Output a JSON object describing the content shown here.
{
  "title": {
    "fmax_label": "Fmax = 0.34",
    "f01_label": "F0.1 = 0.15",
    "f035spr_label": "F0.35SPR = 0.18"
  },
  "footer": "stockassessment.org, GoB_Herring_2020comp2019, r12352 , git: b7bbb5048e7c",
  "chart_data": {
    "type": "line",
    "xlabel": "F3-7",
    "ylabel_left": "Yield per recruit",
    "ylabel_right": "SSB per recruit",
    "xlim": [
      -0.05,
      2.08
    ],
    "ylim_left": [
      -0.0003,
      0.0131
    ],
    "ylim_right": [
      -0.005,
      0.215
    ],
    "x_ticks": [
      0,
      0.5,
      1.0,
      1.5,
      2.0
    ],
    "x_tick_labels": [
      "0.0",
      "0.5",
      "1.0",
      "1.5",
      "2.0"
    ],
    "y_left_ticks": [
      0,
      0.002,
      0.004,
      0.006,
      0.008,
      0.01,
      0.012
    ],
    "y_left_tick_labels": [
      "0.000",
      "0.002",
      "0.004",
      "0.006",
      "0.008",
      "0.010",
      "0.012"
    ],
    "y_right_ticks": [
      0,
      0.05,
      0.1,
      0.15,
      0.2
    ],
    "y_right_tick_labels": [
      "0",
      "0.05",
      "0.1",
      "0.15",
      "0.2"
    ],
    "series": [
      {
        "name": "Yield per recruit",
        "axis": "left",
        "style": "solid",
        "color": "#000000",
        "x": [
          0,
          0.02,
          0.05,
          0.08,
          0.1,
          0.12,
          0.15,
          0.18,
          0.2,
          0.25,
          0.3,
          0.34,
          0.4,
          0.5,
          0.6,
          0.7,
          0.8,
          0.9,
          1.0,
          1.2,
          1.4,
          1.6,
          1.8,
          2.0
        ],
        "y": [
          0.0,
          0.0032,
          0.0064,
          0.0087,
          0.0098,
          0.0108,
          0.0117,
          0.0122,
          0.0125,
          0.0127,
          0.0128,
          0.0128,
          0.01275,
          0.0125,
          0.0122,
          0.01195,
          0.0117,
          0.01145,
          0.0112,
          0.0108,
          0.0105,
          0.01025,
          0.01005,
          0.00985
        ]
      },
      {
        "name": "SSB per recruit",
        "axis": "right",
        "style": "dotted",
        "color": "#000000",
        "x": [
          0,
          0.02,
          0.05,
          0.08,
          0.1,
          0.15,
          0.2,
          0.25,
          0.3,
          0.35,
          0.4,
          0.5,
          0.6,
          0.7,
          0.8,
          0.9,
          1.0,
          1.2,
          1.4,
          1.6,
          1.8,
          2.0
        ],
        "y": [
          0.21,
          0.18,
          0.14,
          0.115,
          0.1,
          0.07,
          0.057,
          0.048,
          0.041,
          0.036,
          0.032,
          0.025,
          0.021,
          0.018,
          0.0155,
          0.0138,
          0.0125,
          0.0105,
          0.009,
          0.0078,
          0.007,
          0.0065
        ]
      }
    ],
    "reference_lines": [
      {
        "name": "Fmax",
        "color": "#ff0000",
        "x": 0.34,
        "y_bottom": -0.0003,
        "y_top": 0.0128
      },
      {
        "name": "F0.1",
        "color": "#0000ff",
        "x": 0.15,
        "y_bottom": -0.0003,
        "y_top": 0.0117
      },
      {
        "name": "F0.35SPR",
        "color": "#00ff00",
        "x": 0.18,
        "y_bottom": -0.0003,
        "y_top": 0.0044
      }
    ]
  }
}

● **Your task**: Give back only a number, the number of lines where the string "name" occurs.

● **Finished exercise**: 5